→ DIRECTION:
Review the lines that follow and copy each one that contains the word "Internet".

** Start of RECORD LIST **

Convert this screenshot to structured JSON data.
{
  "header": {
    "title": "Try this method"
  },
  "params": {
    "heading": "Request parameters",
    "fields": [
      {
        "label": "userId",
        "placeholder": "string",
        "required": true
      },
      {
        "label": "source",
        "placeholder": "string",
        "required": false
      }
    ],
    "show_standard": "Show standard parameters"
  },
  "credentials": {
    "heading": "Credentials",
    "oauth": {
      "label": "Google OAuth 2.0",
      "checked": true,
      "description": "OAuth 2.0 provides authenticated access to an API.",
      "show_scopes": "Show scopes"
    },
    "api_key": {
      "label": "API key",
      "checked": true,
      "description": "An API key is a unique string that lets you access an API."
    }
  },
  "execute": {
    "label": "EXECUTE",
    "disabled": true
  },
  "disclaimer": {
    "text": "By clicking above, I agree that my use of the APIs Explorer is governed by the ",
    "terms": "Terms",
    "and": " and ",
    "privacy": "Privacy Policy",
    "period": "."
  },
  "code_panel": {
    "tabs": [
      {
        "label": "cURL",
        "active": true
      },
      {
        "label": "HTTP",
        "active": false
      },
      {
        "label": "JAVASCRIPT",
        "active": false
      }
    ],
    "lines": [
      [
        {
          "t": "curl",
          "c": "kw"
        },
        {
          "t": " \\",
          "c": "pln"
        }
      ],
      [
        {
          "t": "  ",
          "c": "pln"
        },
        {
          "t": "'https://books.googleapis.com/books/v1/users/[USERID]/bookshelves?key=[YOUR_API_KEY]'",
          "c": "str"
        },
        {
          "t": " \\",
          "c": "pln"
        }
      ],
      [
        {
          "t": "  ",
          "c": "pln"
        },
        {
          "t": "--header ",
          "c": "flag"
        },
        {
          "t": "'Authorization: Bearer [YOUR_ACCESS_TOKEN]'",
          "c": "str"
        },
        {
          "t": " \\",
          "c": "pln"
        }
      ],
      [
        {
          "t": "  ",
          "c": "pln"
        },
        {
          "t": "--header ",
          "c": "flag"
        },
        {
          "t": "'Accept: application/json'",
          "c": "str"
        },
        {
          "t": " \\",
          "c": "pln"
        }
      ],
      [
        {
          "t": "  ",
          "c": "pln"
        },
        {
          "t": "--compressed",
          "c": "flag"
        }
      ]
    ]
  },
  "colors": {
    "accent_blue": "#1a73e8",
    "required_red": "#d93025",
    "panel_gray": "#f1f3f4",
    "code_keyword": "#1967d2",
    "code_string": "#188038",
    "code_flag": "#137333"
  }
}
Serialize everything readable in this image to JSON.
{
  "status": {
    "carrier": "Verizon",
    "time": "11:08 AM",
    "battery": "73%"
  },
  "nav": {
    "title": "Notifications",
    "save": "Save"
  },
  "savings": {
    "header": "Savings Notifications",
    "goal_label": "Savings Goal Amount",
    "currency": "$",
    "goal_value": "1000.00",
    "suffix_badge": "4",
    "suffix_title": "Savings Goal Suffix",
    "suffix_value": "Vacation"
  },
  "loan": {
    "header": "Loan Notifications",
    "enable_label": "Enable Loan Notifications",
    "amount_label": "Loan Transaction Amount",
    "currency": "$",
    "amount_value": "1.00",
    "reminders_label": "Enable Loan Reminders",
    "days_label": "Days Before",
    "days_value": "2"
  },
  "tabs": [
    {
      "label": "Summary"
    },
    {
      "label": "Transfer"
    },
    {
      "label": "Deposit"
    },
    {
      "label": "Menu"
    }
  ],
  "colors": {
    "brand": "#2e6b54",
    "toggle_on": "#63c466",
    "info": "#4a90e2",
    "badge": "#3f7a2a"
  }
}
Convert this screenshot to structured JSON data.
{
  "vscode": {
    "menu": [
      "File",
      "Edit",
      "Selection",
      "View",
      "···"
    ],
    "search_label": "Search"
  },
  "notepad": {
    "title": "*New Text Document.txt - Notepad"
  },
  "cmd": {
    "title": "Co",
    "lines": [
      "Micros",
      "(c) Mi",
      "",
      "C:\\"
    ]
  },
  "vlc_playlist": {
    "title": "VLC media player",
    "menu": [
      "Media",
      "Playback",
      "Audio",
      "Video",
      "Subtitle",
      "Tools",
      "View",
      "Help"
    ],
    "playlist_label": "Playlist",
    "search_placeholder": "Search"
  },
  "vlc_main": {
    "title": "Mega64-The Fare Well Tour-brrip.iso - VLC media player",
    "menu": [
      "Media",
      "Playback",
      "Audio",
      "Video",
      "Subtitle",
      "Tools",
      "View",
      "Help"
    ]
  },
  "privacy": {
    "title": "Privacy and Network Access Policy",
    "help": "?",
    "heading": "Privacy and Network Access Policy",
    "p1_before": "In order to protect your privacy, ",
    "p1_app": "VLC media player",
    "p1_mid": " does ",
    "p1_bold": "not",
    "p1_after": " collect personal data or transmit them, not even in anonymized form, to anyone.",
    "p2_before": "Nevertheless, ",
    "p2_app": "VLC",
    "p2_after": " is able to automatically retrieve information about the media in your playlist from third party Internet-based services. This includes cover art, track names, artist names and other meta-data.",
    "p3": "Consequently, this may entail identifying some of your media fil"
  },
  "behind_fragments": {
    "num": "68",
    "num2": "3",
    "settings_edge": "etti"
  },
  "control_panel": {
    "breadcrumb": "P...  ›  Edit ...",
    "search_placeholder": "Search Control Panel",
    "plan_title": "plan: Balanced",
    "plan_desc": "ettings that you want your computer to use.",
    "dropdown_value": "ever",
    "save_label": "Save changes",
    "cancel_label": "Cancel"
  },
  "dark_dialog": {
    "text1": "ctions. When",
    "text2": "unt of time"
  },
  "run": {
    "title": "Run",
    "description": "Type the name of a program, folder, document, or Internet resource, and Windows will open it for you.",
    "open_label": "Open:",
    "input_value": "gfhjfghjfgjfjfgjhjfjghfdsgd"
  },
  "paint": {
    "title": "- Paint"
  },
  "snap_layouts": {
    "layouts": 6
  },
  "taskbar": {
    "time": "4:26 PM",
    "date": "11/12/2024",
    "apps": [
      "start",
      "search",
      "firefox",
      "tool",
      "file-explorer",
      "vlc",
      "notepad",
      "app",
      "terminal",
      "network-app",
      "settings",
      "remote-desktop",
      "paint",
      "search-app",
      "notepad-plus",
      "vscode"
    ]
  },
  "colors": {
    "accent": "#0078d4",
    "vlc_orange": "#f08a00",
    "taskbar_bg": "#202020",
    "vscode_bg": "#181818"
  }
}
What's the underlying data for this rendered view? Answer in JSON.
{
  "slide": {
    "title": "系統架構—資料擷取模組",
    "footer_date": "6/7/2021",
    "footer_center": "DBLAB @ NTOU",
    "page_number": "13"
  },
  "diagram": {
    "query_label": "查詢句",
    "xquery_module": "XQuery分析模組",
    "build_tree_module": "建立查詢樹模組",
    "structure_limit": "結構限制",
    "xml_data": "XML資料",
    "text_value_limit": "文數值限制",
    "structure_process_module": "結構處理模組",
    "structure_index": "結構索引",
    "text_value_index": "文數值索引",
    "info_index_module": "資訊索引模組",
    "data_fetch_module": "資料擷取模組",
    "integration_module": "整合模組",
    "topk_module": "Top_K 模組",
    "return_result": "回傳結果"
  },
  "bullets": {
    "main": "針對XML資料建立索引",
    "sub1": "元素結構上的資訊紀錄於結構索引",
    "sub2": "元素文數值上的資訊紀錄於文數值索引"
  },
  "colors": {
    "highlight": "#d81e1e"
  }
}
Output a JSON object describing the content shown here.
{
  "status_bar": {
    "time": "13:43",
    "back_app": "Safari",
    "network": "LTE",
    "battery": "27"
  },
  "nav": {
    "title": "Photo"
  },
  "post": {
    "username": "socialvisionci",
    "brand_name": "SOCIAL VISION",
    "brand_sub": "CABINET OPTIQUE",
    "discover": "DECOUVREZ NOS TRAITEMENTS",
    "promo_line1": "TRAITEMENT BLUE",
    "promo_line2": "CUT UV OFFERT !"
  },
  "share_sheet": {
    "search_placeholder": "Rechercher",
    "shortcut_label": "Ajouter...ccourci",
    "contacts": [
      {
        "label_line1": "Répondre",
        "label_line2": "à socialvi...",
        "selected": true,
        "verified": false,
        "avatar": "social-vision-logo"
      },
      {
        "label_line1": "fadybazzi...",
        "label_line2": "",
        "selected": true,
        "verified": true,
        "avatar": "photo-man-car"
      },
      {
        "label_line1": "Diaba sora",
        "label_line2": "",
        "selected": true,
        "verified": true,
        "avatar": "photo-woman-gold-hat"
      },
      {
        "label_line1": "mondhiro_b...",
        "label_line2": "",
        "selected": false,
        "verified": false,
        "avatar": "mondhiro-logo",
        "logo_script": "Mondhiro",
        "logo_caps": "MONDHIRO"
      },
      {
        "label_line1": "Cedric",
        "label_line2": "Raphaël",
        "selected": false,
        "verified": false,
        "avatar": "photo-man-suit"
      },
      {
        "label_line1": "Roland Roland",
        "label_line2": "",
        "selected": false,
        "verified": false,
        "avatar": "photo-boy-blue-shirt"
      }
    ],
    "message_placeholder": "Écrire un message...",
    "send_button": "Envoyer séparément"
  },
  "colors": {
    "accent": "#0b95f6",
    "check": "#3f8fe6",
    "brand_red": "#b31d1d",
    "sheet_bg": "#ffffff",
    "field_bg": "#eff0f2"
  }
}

** End of RECORD LIST **

→ THE REPLY:
    "p2_after": " is able to automatically retrieve information about the media in your playlist from third party Internet-based services. This includes cover art, track names, artist names and other meta-data.",
    "description": "Type the name of a program, folder, document, or Internet resource, and Windows will open it for you.",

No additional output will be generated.